((
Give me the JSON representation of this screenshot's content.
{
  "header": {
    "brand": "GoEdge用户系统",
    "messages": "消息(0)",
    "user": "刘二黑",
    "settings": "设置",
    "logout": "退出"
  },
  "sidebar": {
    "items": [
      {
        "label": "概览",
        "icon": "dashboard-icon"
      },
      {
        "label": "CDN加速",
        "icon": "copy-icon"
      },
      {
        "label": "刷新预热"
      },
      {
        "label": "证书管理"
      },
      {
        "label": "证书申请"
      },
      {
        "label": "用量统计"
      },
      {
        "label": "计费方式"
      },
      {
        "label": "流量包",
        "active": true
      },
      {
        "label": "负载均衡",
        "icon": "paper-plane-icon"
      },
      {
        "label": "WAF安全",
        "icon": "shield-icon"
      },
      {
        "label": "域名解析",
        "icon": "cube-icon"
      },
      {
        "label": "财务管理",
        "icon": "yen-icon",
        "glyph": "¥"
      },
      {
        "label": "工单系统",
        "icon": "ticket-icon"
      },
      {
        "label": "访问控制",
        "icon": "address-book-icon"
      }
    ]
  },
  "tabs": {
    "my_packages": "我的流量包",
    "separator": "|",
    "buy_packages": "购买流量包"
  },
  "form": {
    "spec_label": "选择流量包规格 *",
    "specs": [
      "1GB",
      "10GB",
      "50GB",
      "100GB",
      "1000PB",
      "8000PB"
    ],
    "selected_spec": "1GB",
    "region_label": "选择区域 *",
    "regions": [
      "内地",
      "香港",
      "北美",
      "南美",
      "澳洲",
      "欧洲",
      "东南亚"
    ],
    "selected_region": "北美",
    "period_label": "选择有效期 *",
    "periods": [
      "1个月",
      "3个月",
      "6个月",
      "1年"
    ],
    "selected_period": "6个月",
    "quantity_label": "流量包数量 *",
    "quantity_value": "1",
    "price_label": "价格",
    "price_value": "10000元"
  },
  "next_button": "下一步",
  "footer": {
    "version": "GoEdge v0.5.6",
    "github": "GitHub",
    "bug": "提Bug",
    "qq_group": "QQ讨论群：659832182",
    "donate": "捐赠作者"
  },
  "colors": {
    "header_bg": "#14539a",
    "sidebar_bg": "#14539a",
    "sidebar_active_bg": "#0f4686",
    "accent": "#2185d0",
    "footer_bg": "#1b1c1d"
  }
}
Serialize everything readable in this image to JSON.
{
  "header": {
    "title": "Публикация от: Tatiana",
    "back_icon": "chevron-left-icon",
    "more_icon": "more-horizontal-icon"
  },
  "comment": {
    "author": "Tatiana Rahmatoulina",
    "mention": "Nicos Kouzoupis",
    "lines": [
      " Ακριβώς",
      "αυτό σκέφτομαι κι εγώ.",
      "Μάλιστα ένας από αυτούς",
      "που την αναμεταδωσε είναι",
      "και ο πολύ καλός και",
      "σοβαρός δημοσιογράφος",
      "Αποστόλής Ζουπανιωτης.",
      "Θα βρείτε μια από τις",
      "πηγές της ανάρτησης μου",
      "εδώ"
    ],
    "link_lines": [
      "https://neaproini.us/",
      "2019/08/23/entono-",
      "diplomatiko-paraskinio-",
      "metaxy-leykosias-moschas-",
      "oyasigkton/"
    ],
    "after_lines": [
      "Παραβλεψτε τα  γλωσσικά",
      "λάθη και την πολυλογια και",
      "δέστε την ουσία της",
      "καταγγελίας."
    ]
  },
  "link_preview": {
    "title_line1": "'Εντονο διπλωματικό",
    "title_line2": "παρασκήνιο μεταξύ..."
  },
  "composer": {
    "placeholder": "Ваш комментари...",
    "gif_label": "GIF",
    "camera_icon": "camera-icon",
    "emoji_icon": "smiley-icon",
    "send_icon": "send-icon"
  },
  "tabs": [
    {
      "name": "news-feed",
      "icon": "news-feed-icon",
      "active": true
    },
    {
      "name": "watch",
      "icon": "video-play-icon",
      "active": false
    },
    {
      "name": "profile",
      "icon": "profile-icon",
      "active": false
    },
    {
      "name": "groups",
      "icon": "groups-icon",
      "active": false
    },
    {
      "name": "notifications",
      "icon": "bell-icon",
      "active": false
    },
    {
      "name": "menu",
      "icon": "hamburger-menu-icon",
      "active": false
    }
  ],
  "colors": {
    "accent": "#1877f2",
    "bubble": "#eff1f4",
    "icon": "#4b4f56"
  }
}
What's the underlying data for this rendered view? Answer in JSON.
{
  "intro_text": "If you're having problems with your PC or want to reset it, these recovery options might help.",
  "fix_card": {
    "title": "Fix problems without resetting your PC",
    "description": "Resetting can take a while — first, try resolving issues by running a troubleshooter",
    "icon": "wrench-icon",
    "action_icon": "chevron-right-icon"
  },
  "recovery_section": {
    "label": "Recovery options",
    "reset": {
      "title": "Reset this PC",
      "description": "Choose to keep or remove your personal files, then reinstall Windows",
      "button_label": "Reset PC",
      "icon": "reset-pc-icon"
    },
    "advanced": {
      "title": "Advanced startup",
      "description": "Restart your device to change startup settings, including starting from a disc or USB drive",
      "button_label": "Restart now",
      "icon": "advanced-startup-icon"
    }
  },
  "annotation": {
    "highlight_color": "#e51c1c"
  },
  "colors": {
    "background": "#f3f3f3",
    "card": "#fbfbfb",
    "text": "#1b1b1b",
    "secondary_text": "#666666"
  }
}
))
Work required
Copy out the whole listing exactly.

Solved exercise
Give me the JSON representation of this screenshot's content.
{
  "header": {
    "brand": "GoEdge用户系统",
    "messages": "消息(0)",
    "user": "刘二黑",
    "settings": "设置",
    "logout": "退出"
  },
  "sidebar": {
    "items": [
      {
        "label": "概览",
        "icon": "dashboard-icon"
      },
      {
        "label": "CDN加速",
        "icon": "copy-icon"
      },
      {
        "label": "刷新预热"
      },
      {
        "label": "证书管理"
      },
      {
        "label": "证书申请"
      },
      {
        "label": "用量统计"
      },
      {
        "label": "计费方式"
      },
      {
        "label": "流量包",
        "active": true
      },
      {
        "label": "负载均衡",
        "icon": "paper-plane-icon"
      },
      {
        "label": "WAF安全",
        "icon": "shield-icon"
      },
      {
        "label": "域名解析",
        "icon": "cube-icon"
      },
      {
        "label": "财务管理",
        "icon": "yen-icon",
        "glyph": "¥"
      },
      {
        "label": "工单系统",
        "icon": "ticket-icon"
      },
      {
        "label": "访问控制",
        "icon": "address-book-icon"
      }
    ]
  },
  "tabs": {
    "my_packages": "我的流量包",
    "separator": "|",
    "buy_packages": "购买流量包"
  },
  "form": {
    "spec_label": "选择流量包规格 *",
    "specs": [
      "1GB",
      "10GB",
      "50GB",
      "100GB",
      "1000PB",
      "8000PB"
    ],
    "selected_spec": "1GB",
    "region_label": "选择区域 *",
    "regions": [
      "内地",
      "香港",
      "北美",
      "南美",
      "澳洲",
      "欧洲",
      "东南亚"
    ],
    "selected_region": "北美",
    "period_label": "选择有效期 *",
    "periods": [
      "1个月",
      "3个月",
      "6个月",
      "1年"
    ],
    "selected_period": "6个月",
    "quantity_label": "流量包数量 *",
    "quantity_value": "1",
    "price_label": "价格",
    "price_value": "10000元"
  },
  "next_button": "下一步",
  "footer": {
    "version": "GoEdge v0.5.6",
    "github": "GitHub",
    "bug": "提Bug",
    "qq_group": "QQ讨论群：659832182",
    "donate": "捐赠作者"
  },
  "colors": {
    "header_bg": "#14539a",
    "sidebar_bg": "#14539a",
    "sidebar_active_bg": "#0f4686",
    "accent": "#2185d0",
    "footer_bg": "#1b1c1d"
  }
}
Serialize everything readable in this image to JSON.
{
  "header": {
    "title": "Публикация от: Tatiana",
    "back_icon": "chevron-left-icon",
    "more_icon": "more-horizontal-icon"
  },
  "comment": {
    "author": "Tatiana Rahmatoulina",
    "mention": "Nicos Kouzoupis",
    "lines": [
      " Ακριβώς",
      "αυτό σκέφτομαι κι εγώ.",
      "Μάλιστα ένας από αυτούς",
      "που την αναμεταδωσε είναι",
      "και ο πολύ καλός και",
      "σοβαρός δημοσιογράφος",
      "Αποστόλής Ζουπανιωτης.",
      "Θα βρείτε μια από τις",
      "πηγές της ανάρτησης μου",
      "εδώ"
    ],
    "link_lines": [
      "https://neaproini.us/",
      "2019/08/23/entono-",
      "diplomatiko-paraskinio-",
      "metaxy-leykosias-moschas-",
      "oyasigkton/"
    ],
    "after_lines": [
      "Παραβλεψτε τα  γλωσσικά",
      "λάθη και την πολυλογια και",
      "δέστε την ουσία της",
      "καταγγελίας."
    ]
  },
  "link_preview": {
    "title_line1": "'Εντονο διπλωματικό",
    "title_line2": "παρασκήνιο μεταξύ..."
  },
  "composer": {
    "placeholder": "Ваш комментари...",
    "gif_label": "GIF",
    "camera_icon": "camera-icon",
    "emoji_icon": "smiley-icon",
    "send_icon": "send-icon"
  },
  "tabs": [
    {
      "name": "news-feed",
      "icon": "news-feed-icon",
      "active": true
    },
    {
      "name": "watch",
      "icon": "video-play-icon",
      "active": false
    },
    {
      "name": "profile",
      "icon": "profile-icon",
      "active": false
    },
    {
      "name": "groups",
      "icon": "groups-icon",
      "active": false
    },
    {
      "name": "notifications",
      "icon": "bell-icon",
      "active": false
    },
    {
      "name": "menu",
      "icon": "hamburger-menu-icon",
      "active": false
    }
  ],
  "colors": {
    "accent": "#1877f2",
    "bubble": "#eff1f4",
    "icon": "#4b4f56"
  }
}
What's the underlying data for this rendered view? Answer in JSON.
{
  "intro_text": "If you're having problems with your PC or want to reset it, these recovery options might help.",
  "fix_card": {
    "title": "Fix problems without resetting your PC",
    "description": "Resetting can take a while — first, try resolving issues by running a troubleshooter",
    "icon": "wrench-icon",
    "action_icon": "chevron-right-icon"
  },
  "recovery_section": {
    "label": "Recovery options",
    "reset": {
      "title": "Reset this PC",
      "description": "Choose to keep or remove your personal files, then reinstall Windows",
      "button_label": "Reset PC",
      "icon": "reset-pc-icon"
    },
    "advanced": {
      "title": "Advanced startup",
      "description": "Restart your device to change startup settings, including starting from a disc or USB drive",
      "button_label": "Restart now",
      "icon": "advanced-startup-icon"
    }
  },
  "annotation": {
    "highlight_color": "#e51c1c"
  },
  "colors": {
    "background": "#f3f3f3",
    "card": "#fbfbfb",
    "text": "#1b1b1b",
    "secondary_text": "#666666"
  }
}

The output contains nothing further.